(What you should do): Find every line with the word "sends" and give their count, nothing else.

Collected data
##############################

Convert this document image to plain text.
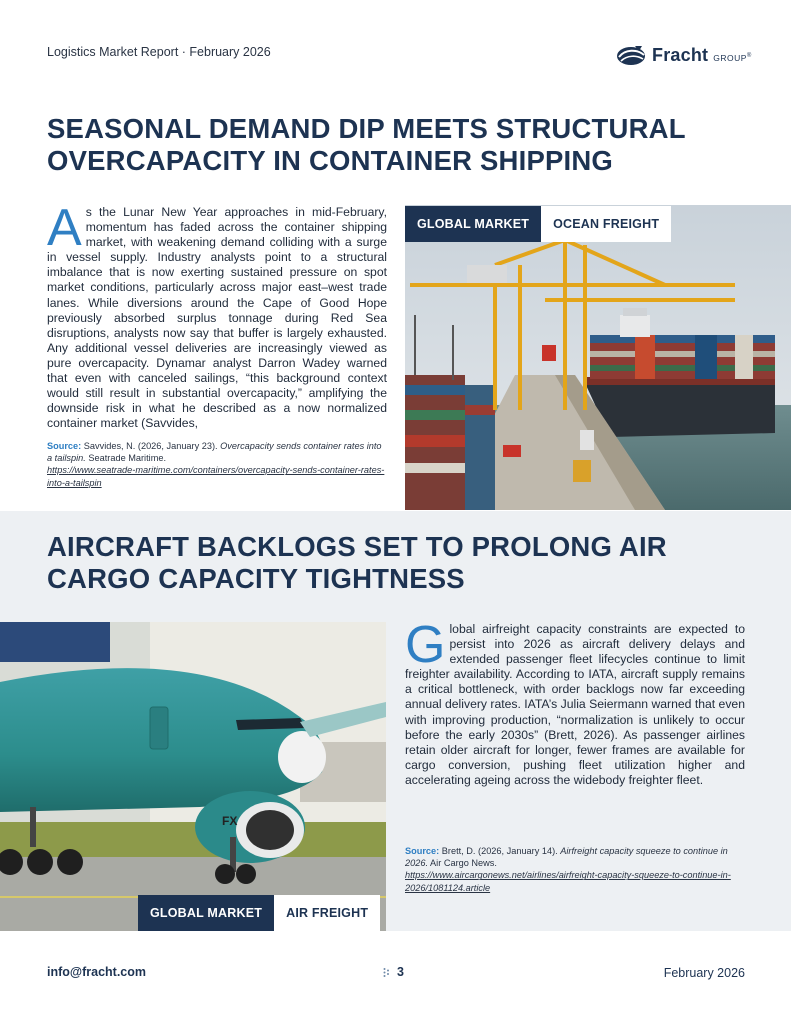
Logistics Market Report · February 2026	Fracht GROUP®
SEASONAL DEMAND DIP MEETS STRUCTURAL OVERCAPACITY IN CONTAINER SHIPPING
As the Lunar New Year approaches in mid-February, momentum has faded across the container shipping market, with weakening demand colliding with a surge in vessel supply. Industry analysts point to a structural imbalance that is now exerting sustained pressure on spot market conditions, particularly across major east–west trade lanes. While diversions around the Cape of Good Hope previously absorbed surplus tonnage during Red Sea disruptions, analysts now say that buffer is largely exhausted. Any additional vessel deliveries are increasingly viewed as pure overcapacity. Dynamar analyst Darron Wadey warned that even with canceled sailings, “this background context would still result in substantial overcapacity,” amplifying the downside risk in what he described as a now normalized container market (Savvides,
Source: Savvides, N. (2026, January 23). Overcapacity sends container rates into a tailspin. Seatrade Maritime.
https://www.seatrade-maritime.com/containers/overcapacity-sends-container-rates-into-a-tailspin
GLOBAL MARKET	OCEAN FREIGHT
AIRCRAFT BACKLOGS SET TO PROLONG AIR CARGO CAPACITY TIGHTNESS
FX
GLOBAL MARKET	AIR FREIGHT
Global airfreight capacity constraints are expected to persist into 2026 as aircraft delivery delays and extended passenger fleet lifecycles continue to limit freighter availability. According to IATA, aircraft supply remains a critical bottleneck, with order backlogs now far exceeding annual delivery rates. IATA’s Julia Seiermann warned that even with improving production, “normalization is unlikely to occur before the early 2030s” (Brett, 2026). As passenger airlines retain older aircraft for longer, fewer frames are available for cargo conversion, pushing fleet utilization higher and accelerating ageing across the widebody freighter fleet.
Source: Brett, D. (2026, January 14). Airfreight capacity squeeze to continue in 2026. Air Cargo News.
https://www.aircargonews.net/airlines/airfreight-capacity-squeeze-to-continue-in-2026/1081124.article
info@fracht.com	3	February 2026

##############################

(Correct answer): 2